▶ _Stored data_
--- Start ---

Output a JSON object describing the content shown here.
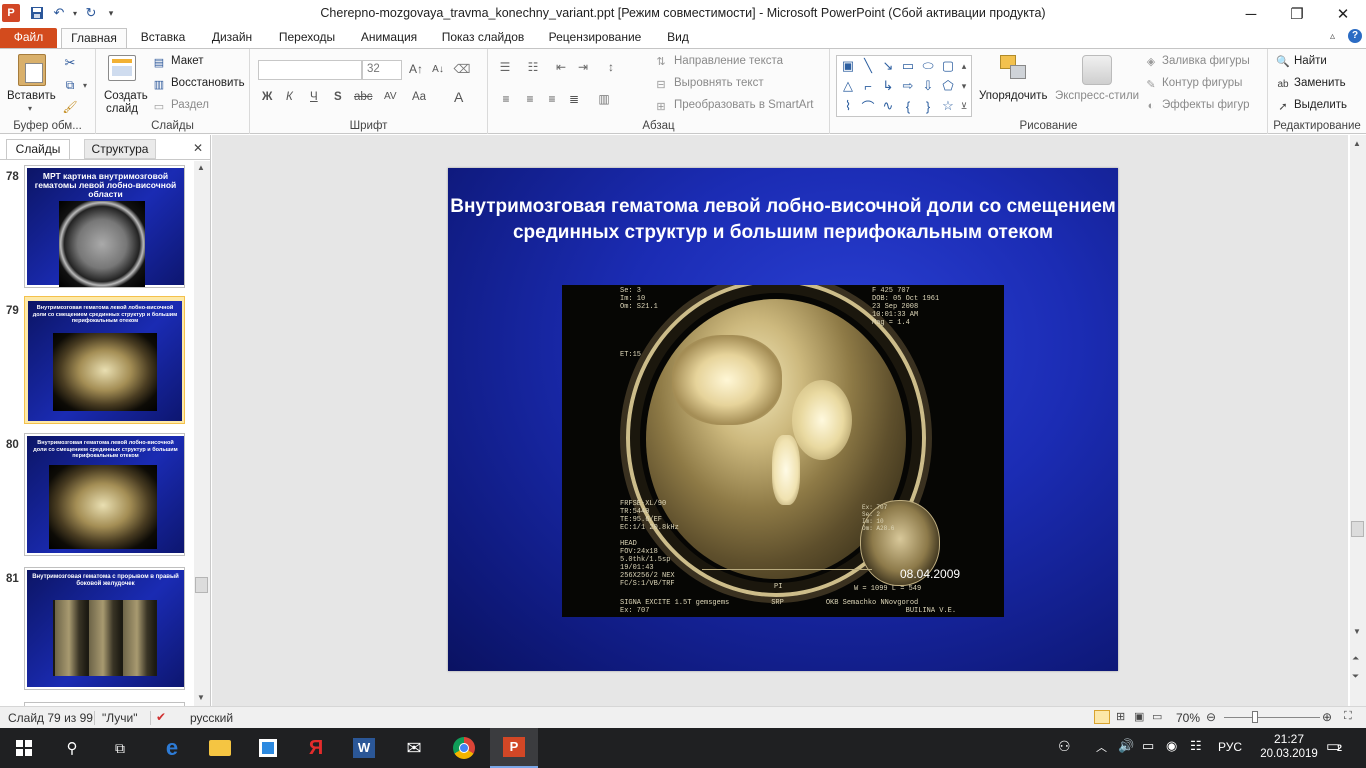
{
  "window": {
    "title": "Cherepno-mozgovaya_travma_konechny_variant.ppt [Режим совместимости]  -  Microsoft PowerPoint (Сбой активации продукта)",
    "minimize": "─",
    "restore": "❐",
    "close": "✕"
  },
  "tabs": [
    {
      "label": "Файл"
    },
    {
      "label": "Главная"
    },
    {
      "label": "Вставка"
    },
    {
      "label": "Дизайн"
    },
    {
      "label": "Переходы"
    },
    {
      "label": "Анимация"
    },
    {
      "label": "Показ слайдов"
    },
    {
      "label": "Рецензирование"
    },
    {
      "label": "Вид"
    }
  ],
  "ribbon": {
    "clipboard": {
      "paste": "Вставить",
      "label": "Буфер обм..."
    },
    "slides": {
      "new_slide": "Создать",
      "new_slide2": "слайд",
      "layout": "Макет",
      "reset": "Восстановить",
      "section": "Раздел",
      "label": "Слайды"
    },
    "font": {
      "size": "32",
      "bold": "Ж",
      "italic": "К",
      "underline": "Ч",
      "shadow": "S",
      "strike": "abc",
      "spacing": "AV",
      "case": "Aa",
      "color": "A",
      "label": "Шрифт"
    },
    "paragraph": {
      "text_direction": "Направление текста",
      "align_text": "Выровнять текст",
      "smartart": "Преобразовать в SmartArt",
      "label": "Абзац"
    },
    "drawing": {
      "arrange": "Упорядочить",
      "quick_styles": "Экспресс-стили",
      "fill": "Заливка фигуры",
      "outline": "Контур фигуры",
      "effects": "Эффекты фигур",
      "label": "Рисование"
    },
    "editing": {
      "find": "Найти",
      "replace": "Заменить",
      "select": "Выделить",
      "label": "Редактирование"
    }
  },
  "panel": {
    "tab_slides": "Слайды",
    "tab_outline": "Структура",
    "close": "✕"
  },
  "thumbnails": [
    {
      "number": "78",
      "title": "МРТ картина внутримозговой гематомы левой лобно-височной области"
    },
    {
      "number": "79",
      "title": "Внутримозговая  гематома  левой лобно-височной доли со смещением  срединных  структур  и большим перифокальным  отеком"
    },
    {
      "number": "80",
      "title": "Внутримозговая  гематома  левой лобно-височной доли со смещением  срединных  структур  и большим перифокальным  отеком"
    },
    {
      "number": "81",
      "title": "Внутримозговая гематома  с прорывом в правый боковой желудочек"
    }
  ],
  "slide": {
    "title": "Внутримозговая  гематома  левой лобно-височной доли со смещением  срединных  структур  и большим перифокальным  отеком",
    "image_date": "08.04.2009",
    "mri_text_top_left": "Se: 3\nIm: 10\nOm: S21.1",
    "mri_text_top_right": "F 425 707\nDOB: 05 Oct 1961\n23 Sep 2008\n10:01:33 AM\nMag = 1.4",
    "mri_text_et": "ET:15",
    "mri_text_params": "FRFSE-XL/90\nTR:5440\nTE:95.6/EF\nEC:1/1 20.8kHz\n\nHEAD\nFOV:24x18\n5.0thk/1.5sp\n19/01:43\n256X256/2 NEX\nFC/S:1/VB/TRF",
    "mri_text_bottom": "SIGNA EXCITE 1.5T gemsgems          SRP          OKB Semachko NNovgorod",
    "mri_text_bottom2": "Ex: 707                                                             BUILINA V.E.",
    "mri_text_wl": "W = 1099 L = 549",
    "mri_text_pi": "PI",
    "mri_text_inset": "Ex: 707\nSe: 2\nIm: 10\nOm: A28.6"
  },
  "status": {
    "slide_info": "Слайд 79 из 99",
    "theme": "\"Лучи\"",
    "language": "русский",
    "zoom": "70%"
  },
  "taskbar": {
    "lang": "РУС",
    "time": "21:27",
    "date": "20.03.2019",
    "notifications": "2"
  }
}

--- End ---
--- Start ---

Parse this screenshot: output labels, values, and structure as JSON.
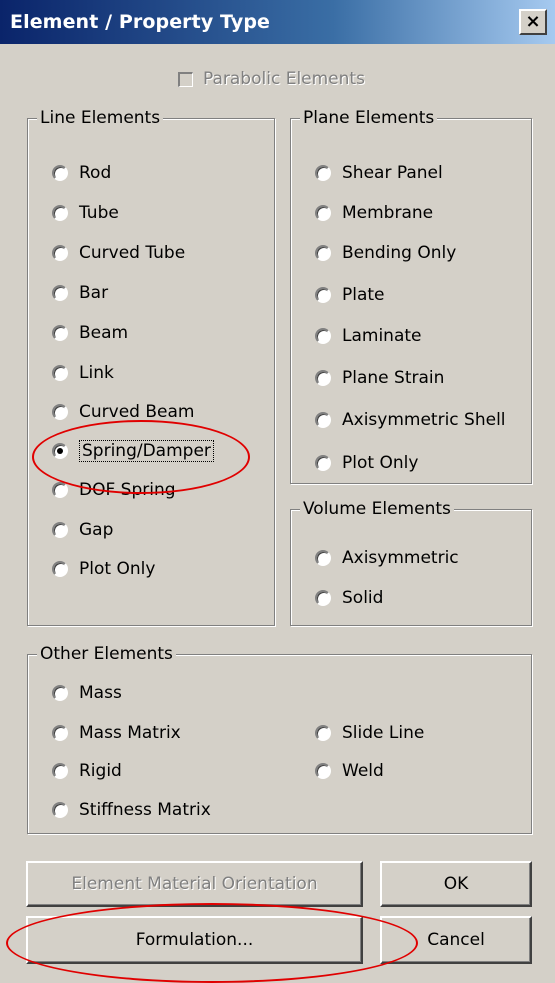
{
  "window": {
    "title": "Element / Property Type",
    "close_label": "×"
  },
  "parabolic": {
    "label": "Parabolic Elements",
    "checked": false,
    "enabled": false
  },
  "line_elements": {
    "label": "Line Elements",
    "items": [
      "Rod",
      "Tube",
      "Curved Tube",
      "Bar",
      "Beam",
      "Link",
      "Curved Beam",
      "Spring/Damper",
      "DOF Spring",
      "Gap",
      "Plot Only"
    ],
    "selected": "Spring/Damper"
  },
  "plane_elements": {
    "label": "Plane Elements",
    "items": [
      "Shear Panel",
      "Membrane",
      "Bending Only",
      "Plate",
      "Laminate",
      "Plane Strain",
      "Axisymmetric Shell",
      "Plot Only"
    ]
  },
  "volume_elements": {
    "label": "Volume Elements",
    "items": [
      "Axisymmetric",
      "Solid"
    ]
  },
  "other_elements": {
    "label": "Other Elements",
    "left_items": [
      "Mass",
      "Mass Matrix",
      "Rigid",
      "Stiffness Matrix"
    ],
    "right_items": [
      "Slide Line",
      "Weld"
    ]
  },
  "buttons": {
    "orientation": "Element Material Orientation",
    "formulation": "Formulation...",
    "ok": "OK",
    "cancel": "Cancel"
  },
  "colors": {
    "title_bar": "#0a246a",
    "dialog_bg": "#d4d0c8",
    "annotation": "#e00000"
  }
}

--- End ---

▶ _Stated goal_
Which lines above hold the word "Внутримозговая"? Copy each of them.

▶ _Answer to this exercise_
      "title": "Внутримозговая  гематома  левой лобно-височной доли со смещением  срединных  структур  и большим перифокальным  отеком"
      "title": "Внутримозговая  гематома  левой лобно-височной доли со смещением  срединных  структур  и большим перифокальным  отеком"
      "title": "Внутримозговая гематома  с прорывом в правый боковой желудочек"
    "title": "Внутримозговая  гематома  левой лобно-височной доли со смещением  срединных  структур  и большим перифокальным  отеком",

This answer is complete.